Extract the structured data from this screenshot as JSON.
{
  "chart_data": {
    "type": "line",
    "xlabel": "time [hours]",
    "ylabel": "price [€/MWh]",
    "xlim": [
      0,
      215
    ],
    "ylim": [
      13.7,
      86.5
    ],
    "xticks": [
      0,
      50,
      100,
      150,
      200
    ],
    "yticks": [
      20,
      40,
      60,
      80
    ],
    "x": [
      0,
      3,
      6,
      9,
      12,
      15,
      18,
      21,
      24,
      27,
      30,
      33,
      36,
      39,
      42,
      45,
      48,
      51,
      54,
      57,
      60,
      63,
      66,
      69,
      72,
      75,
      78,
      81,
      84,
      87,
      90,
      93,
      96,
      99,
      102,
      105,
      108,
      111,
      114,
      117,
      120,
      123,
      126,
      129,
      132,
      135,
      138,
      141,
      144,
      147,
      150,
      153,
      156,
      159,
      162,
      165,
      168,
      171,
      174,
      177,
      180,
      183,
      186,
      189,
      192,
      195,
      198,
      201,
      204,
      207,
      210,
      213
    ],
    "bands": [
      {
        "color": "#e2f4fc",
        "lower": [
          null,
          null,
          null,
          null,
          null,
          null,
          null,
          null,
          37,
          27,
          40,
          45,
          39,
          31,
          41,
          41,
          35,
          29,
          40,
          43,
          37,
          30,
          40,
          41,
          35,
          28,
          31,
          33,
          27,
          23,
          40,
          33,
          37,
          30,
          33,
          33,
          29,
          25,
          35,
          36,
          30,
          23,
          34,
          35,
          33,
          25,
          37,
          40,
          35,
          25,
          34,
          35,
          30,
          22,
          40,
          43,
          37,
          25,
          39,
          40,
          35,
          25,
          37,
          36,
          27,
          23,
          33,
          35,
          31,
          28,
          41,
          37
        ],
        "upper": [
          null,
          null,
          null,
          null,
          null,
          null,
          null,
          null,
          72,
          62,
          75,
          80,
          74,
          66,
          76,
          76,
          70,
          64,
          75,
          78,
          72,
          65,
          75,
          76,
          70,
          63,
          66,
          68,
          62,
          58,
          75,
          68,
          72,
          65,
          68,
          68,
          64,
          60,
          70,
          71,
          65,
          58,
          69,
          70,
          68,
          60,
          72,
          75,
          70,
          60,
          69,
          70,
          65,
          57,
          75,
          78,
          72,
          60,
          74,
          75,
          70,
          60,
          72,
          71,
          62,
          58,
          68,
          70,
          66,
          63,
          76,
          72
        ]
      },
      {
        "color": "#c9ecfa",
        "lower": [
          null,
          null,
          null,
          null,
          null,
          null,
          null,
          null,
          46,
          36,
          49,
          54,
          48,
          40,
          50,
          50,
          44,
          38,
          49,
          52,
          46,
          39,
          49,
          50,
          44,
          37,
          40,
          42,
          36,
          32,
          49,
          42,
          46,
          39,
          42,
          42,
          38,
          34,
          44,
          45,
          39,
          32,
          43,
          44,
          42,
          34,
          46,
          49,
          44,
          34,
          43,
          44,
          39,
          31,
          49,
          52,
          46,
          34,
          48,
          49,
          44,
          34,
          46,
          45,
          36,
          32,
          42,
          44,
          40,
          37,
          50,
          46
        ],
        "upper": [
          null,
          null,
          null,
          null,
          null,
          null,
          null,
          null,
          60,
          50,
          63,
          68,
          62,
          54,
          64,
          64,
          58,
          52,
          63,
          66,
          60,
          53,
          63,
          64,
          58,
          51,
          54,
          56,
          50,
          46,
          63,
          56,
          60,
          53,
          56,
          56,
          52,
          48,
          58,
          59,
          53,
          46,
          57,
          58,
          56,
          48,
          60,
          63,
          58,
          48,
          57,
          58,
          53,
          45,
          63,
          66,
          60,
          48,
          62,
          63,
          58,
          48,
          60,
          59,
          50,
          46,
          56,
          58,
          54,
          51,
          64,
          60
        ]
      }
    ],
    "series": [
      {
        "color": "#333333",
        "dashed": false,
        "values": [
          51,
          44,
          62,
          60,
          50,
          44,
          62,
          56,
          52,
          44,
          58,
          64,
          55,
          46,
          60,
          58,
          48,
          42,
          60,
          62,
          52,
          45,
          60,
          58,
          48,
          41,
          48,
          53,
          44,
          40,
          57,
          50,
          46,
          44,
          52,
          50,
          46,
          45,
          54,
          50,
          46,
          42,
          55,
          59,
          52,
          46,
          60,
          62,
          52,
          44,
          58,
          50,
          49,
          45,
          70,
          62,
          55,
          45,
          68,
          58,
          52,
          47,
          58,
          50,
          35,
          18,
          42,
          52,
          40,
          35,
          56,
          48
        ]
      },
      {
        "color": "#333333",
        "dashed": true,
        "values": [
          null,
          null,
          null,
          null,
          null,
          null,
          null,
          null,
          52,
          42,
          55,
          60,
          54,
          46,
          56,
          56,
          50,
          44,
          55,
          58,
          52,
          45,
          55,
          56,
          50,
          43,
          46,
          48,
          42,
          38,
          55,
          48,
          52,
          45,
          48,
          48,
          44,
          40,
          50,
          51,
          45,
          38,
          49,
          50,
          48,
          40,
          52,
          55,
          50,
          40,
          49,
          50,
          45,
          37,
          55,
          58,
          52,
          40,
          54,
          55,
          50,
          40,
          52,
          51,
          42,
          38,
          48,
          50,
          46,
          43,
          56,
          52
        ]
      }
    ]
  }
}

● ● ● ● ● ● ●

*Prompt*: Could you quote the material above in full, exactly as it stands?

*Result of the exercise*:
Extract the structured data from this screenshot as JSON.
{
  "chart_data": {
    "type": "line",
    "xlabel": "time [hours]",
    "ylabel": "price [€/MWh]",
    "xlim": [
      0,
      215
    ],
    "ylim": [
      13.7,
      86.5
    ],
    "xticks": [
      0,
      50,
      100,
      150,
      200
    ],
    "yticks": [
      20,
      40,
      60,
      80
    ],
    "x": [
      0,
      3,
      6,
      9,
      12,
      15,
      18,
      21,
      24,
      27,
      30,
      33,
      36,
      39,
      42,
      45,
      48,
      51,
      54,
      57,
      60,
      63,
      66,
      69,
      72,
      75,
      78,
      81,
      84,
      87,
      90,
      93,
      96,
      99,
      102,
      105,
      108,
      111,
      114,
      117,
      120,
      123,
      126,
      129,
      132,
      135,
      138,
      141,
      144,
      147,
      150,
      153,
      156,
      159,
      162,
      165,
      168,
      171,
      174,
      177,
      180,
      183,
      186,
      189,
      192,
      195,
      198,
      201,
      204,
      207,
      210,
      213
    ],
    "bands": [
      {
        "color": "#e2f4fc",
        "lower": [
          null,
          null,
          null,
          null,
          null,
          null,
          null,
          null,
          37,
          27,
          40,
          45,
          39,
          31,
          41,
          41,
          35,
          29,
          40,
          43,
          37,
          30,
          40,
          41,
          35,
          28,
          31,
          33,
          27,
          23,
          40,
          33,
          37,
          30,
          33,
          33,
          29,
          25,
          35,
          36,
          30,
          23,
          34,
          35,
          33,
          25,
          37,
          40,
          35,
          25,
          34,
          35,
          30,
          22,
          40,
          43,
          37,
          25,
          39,
          40,
          35,
          25,
          37,
          36,
          27,
          23,
          33,
          35,
          31,
          28,
          41,
          37
        ],
        "upper": [
          null,
          null,
          null,
          null,
          null,
          null,
          null,
          null,
          72,
          62,
          75,
          80,
          74,
          66,
          76,
          76,
          70,
          64,
          75,
          78,
          72,
          65,
          75,
          76,
          70,
          63,
          66,
          68,
          62,
          58,
          75,
          68,
          72,
          65,
          68,
          68,
          64,
          60,
          70,
          71,
          65,
          58,
          69,
          70,
          68,
          60,
          72,
          75,
          70,
          60,
          69,
          70,
          65,
          57,
          75,
          78,
          72,
          60,
          74,
          75,
          70,
          60,
          72,
          71,
          62,
          58,
          68,
          70,
          66,
          63,
          76,
          72
        ]
      },
      {
        "color": "#c9ecfa",
        "lower": [
          null,
          null,
          null,
          null,
          null,
          null,
          null,
          null,
          46,
          36,
          49,
          54,
          48,
          40,
          50,
          50,
          44,
          38,
          49,
          52,
          46,
          39,
          49,
          50,
          44,
          37,
          40,
          42,
          36,
          32,
          49,
          42,
          46,
          39,
          42,
          42,
          38,
          34,
          44,
          45,
          39,
          32,
          43,
          44,
          42,
          34,
          46,
          49,
          44,
          34,
          43,
          44,
          39,
          31,
          49,
          52,
          46,
          34,
          48,
          49,
          44,
          34,
          46,
          45,
          36,
          32,
          42,
          44,
          40,
          37,
          50,
          46
        ],
        "upper": [
          null,
          null,
          null,
          null,
          null,
          null,
          null,
          null,
          60,
          50,
          63,
          68,
          62,
          54,
          64,
          64,
          58,
          52,
          63,
          66,
          60,
          53,
          63,
          64,
          58,
          51,
          54,
          56,
          50,
          46,
          63,
          56,
          60,
          53,
          56,
          56,
          52,
          48,
          58,
          59,
          53,
          46,
          57,
          58,
          56,
          48,
          60,
          63,
          58,
          48,
          57,
          58,
          53,
          45,
          63,
          66,
          60,
          48,
          62,
          63,
          58,
          48,
          60,
          59,
          50,
          46,
          56,
          58,
          54,
          51,
          64,
          60
        ]
      }
    ],
    "series": [
      {
        "color": "#333333",
        "dashed": false,
        "values": [
          51,
          44,
          62,
          60,
          50,
          44,
          62,
          56,
          52,
          44,
          58,
          64,
          55,
          46,
          60,
          58,
          48,
          42,
          60,
          62,
          52,
          45,
          60,
          58,
          48,
          41,
          48,
          53,
          44,
          40,
          57,
          50,
          46,
          44,
          52,
          50,
          46,
          45,
          54,
          50,
          46,
          42,
          55,
          59,
          52,
          46,
          60,
          62,
          52,
          44,
          58,
          50,
          49,
          45,
          70,
          62,
          55,
          45,
          68,
          58,
          52,
          47,
          58,
          50,
          35,
          18,
          42,
          52,
          40,
          35,
          56,
          48
        ]
      },
      {
        "color": "#333333",
        "dashed": true,
        "values": [
          null,
          null,
          null,
          null,
          null,
          null,
          null,
          null,
          52,
          42,
          55,
          60,
          54,
          46,
          56,
          56,
          50,
          44,
          55,
          58,
          52,
          45,
          55,
          56,
          50,
          43,
          46,
          48,
          42,
          38,
          55,
          48,
          52,
          45,
          48,
          48,
          44,
          40,
          50,
          51,
          45,
          38,
          49,
          50,
          48,
          40,
          52,
          55,
          50,
          40,
          49,
          50,
          45,
          37,
          55,
          58,
          52,
          40,
          54,
          55,
          50,
          40,
          52,
          51,
          42,
          38,
          48,
          50,
          46,
          43,
          56,
          52
        ]
      }
    ]
  }
}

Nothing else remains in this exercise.